======== Records provided ========

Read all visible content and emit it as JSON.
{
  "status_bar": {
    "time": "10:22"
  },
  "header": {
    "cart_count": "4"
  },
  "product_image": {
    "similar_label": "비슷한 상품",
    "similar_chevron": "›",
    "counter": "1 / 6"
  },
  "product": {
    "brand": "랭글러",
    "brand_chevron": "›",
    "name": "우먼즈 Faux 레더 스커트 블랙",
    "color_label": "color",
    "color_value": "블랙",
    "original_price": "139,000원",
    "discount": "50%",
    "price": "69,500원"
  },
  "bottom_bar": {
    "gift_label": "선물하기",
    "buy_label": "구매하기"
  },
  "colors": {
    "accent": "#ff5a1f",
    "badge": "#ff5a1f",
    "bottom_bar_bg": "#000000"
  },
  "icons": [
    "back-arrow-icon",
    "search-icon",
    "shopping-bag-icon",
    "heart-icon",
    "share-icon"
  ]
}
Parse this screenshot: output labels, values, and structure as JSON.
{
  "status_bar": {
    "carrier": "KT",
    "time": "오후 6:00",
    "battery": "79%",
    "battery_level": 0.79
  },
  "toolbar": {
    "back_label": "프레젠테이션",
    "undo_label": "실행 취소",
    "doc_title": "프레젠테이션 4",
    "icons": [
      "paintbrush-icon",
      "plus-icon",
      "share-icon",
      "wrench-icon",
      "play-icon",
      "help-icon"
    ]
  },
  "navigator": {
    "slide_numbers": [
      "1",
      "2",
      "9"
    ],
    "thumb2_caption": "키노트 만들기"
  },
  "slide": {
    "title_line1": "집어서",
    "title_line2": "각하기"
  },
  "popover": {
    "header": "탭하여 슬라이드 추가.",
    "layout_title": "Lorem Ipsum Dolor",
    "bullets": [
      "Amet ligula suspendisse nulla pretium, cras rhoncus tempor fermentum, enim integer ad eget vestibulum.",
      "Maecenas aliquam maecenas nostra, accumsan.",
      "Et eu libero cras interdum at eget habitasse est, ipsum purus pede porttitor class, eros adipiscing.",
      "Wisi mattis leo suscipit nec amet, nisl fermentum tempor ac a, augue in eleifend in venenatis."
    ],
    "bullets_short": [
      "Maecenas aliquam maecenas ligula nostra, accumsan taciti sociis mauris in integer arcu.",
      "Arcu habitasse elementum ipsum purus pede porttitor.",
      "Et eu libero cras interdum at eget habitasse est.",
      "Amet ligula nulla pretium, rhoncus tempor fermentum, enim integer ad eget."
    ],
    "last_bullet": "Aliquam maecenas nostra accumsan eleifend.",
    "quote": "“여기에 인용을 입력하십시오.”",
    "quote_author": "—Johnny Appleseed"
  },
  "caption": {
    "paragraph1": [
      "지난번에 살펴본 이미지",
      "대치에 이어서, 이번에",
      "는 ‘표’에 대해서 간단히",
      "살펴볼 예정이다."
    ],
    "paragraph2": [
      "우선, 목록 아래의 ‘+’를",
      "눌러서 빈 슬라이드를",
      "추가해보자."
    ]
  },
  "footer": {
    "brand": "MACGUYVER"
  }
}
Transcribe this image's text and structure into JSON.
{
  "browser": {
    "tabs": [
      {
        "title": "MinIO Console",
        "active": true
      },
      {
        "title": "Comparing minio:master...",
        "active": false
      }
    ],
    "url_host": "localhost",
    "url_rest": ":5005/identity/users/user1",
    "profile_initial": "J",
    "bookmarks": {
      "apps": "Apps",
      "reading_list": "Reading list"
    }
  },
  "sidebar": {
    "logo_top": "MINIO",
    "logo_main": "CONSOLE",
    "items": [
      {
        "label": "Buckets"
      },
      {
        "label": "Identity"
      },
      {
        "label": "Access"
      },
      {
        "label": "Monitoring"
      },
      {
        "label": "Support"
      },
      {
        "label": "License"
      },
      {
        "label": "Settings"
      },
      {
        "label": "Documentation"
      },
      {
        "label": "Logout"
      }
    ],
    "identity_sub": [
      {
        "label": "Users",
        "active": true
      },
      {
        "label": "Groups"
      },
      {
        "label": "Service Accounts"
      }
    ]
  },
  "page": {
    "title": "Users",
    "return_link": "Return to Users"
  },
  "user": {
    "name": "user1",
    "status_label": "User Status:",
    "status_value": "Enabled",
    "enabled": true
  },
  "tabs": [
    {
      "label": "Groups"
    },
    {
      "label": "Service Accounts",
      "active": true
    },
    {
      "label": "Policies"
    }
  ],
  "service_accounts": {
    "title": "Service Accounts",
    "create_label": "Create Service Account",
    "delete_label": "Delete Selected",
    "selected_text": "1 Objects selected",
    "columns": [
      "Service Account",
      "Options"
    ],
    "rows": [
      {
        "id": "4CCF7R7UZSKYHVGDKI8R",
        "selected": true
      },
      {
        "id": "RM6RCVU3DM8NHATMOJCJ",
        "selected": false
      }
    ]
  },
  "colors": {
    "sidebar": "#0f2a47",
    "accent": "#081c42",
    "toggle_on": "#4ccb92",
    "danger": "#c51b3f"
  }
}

========

(Exercise instructions) Extract each line holding the word "habitasse" from the records.

(The result)
      "Et eu libero cras interdum at eget habitasse est, ipsum purus pede porttitor class, eros adipiscing.",
      "Arcu habitasse elementum ipsum purus pede porttitor.",
      "Et eu libero cras interdum at eget habitasse est.",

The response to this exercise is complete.